[Stored entries]
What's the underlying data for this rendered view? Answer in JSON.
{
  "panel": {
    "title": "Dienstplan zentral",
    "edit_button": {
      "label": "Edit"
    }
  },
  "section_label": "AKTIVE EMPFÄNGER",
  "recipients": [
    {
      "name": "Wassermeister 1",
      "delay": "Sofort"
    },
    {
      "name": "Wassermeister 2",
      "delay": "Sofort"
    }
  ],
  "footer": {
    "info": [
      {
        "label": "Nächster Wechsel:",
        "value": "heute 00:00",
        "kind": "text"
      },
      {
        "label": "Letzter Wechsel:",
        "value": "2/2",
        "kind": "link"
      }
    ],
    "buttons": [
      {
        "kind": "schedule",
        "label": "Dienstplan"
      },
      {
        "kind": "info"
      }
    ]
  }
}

---

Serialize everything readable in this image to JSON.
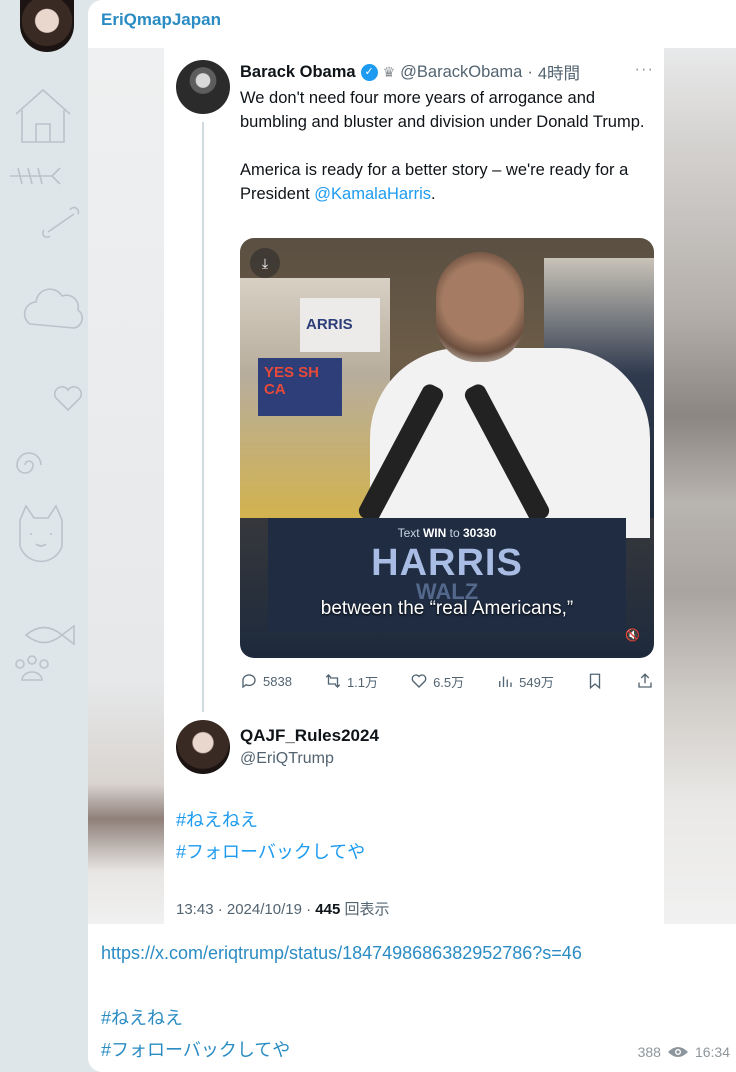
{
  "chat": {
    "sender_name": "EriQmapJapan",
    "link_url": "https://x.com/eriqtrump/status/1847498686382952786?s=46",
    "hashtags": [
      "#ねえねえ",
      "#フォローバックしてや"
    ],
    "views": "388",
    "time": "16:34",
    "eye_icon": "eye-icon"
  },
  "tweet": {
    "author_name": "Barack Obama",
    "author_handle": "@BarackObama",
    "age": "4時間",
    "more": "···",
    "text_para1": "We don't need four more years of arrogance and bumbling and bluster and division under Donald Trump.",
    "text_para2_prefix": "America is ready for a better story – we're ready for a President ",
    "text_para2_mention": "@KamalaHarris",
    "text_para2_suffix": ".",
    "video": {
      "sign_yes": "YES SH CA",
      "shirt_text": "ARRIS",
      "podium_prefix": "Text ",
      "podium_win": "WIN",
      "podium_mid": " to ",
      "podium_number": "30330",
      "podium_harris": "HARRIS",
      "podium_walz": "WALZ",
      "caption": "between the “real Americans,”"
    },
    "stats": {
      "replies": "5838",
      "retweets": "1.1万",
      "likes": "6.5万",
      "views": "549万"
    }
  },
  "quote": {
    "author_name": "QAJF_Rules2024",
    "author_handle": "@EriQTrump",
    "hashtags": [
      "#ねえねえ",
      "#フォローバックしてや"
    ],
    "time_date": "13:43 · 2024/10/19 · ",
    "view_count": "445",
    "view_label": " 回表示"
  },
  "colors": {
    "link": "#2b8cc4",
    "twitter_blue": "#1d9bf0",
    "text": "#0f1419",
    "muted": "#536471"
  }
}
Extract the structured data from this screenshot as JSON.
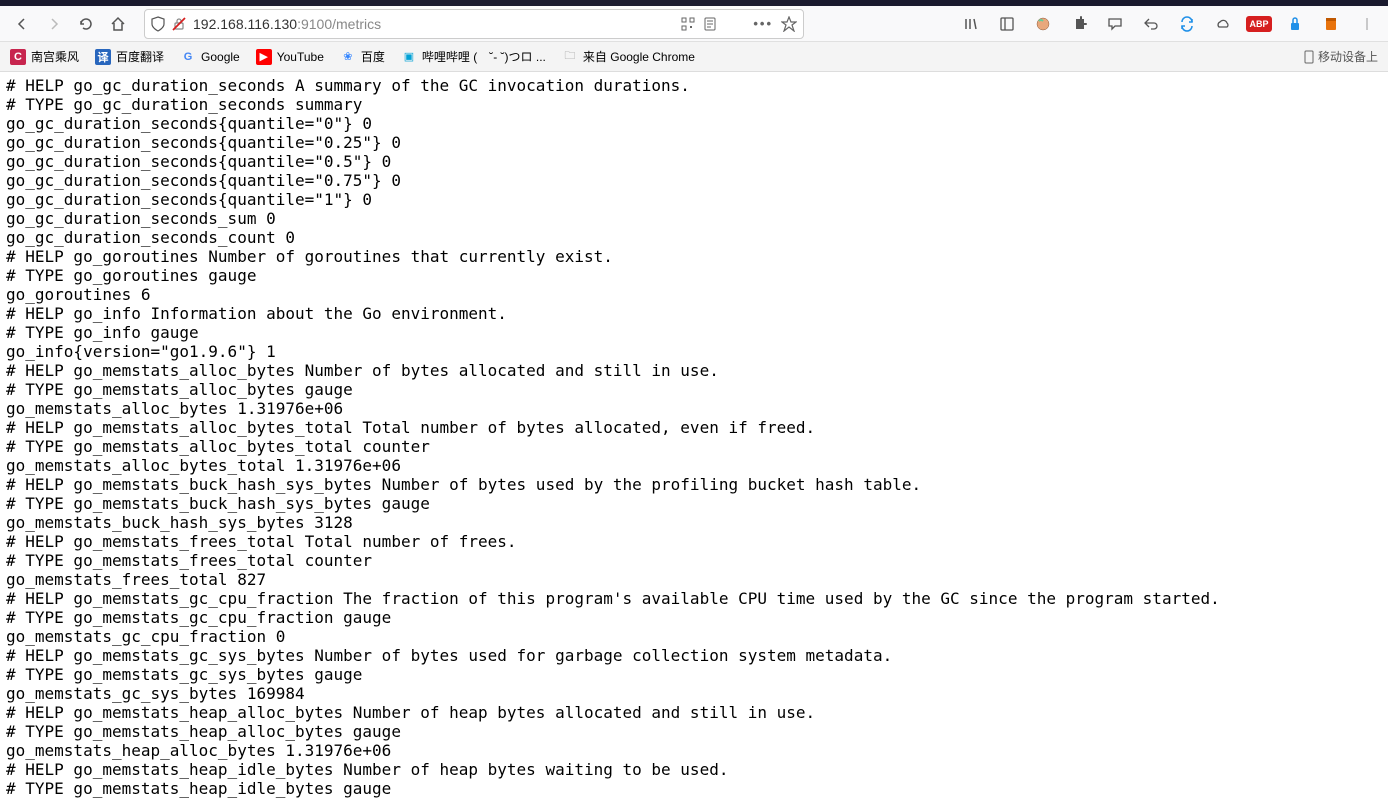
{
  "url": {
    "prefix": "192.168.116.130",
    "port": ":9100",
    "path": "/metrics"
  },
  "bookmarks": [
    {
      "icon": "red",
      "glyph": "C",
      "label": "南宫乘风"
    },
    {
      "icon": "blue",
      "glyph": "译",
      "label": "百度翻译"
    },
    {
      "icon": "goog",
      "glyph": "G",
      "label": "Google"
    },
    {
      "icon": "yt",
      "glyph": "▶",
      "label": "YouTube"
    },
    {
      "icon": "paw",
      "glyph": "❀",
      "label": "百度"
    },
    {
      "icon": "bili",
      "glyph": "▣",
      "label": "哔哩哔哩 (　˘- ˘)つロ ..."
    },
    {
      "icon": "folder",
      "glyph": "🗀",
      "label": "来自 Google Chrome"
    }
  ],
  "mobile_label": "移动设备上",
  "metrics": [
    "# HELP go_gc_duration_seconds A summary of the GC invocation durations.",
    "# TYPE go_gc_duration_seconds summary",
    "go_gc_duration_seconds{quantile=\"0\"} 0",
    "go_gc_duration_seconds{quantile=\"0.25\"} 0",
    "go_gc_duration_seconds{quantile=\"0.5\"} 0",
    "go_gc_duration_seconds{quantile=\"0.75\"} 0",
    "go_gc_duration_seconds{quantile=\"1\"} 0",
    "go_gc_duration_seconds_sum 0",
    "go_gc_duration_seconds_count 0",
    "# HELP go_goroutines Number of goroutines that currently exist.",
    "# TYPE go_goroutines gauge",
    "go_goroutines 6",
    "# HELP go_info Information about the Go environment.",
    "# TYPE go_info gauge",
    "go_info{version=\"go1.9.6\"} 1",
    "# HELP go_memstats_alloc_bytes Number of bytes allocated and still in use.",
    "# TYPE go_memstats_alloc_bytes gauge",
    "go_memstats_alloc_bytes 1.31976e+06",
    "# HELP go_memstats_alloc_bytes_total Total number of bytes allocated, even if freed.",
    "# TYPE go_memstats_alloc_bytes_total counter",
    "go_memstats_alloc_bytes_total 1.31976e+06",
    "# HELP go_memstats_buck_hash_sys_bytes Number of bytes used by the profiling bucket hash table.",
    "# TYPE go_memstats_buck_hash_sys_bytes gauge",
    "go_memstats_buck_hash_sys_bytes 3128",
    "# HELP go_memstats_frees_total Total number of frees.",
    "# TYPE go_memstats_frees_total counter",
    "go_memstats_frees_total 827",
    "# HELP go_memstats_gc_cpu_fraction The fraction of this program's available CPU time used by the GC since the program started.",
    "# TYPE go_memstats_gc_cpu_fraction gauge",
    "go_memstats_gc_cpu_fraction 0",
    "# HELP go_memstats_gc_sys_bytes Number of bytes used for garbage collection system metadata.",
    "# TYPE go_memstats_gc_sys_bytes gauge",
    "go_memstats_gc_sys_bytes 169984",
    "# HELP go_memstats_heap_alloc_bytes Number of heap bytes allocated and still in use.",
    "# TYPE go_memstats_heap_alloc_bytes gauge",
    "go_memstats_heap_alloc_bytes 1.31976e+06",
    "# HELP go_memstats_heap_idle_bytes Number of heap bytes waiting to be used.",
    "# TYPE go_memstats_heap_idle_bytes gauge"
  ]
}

§ What is expected
Pull out all lines of the data with the string "TYPE".

§ Task output
    "# TYPE go_gc_duration_seconds summary",
    "# TYPE go_goroutines gauge",
    "# TYPE go_info gauge",
    "# TYPE go_memstats_alloc_bytes gauge",
    "# TYPE go_memstats_alloc_bytes_total counter",
    "# TYPE go_memstats_buck_hash_sys_bytes gauge",
    "# TYPE go_memstats_frees_total counter",
    "# TYPE go_memstats_gc_cpu_fraction gauge",
    "# TYPE go_memstats_gc_sys_bytes gauge",
    "# TYPE go_memstats_heap_alloc_bytes gauge",
    "# TYPE go_memstats_heap_idle_bytes gauge"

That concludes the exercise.